**TO DO:**
Among the records below, find each line that includes the string "Simpan" and copy it.

**THE INPUT:**
* START *
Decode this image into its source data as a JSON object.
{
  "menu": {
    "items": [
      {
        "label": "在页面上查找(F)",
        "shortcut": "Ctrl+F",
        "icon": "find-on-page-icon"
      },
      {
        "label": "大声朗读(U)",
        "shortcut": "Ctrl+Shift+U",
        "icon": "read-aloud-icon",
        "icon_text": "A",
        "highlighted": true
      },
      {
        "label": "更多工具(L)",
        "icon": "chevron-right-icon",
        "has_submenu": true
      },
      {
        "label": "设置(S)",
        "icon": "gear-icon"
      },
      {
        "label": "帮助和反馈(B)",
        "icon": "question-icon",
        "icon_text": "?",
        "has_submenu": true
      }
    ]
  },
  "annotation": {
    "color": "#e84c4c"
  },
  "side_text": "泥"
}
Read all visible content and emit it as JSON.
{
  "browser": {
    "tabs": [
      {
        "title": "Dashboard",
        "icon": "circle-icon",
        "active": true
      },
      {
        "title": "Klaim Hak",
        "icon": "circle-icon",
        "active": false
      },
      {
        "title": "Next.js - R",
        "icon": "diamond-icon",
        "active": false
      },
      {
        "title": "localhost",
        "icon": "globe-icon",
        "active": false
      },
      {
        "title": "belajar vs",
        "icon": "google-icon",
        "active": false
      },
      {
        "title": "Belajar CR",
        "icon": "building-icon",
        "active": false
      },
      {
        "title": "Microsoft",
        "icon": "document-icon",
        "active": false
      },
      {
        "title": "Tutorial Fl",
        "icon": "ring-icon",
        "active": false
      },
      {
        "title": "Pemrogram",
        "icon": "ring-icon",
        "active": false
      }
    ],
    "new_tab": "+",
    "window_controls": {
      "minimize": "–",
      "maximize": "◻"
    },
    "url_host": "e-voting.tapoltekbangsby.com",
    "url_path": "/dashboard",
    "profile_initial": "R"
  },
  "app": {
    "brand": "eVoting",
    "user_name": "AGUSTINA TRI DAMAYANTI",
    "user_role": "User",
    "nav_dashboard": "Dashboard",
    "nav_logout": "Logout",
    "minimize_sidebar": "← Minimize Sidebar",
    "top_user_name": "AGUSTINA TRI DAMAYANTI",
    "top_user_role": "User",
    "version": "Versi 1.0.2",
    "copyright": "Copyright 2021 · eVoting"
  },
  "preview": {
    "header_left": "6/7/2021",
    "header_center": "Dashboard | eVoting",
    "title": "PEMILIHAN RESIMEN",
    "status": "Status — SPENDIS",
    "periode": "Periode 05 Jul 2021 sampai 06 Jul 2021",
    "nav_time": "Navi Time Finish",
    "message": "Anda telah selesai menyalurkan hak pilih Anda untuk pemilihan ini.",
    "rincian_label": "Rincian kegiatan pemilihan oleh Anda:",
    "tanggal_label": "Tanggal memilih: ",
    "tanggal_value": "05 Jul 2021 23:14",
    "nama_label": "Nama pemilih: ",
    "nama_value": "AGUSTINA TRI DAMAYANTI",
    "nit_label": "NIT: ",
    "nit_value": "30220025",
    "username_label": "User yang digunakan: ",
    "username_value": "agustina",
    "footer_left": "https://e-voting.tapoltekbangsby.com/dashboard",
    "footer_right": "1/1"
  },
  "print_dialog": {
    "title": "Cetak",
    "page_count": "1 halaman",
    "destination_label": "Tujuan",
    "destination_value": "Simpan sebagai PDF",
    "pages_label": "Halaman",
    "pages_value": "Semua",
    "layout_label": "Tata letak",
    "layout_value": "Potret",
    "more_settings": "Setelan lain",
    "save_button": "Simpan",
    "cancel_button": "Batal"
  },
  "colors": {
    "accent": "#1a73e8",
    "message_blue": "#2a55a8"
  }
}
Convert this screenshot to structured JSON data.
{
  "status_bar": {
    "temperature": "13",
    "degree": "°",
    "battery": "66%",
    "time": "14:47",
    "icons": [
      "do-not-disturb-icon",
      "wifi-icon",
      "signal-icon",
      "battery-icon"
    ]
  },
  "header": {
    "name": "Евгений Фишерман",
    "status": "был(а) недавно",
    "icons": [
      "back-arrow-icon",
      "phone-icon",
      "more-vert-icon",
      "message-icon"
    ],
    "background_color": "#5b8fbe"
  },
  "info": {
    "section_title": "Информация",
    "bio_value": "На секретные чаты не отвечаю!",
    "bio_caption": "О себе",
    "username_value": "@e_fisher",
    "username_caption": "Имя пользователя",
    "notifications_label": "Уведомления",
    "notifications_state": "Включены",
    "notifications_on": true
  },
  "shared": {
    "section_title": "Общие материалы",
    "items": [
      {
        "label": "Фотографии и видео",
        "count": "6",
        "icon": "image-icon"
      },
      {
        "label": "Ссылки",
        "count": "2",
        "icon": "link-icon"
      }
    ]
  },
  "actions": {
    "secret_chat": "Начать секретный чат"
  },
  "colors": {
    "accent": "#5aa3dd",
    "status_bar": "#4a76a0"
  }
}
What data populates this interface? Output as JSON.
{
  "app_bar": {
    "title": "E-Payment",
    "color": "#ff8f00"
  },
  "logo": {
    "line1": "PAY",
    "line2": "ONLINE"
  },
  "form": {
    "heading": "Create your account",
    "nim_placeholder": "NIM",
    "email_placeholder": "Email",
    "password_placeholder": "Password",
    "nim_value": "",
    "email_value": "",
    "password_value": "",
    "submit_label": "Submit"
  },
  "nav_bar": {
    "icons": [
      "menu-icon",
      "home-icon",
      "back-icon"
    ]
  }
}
* END *
**THE ANSWER:**
    "destination_value": "Simpan sebagai PDF",
    "save_button": "Simpan",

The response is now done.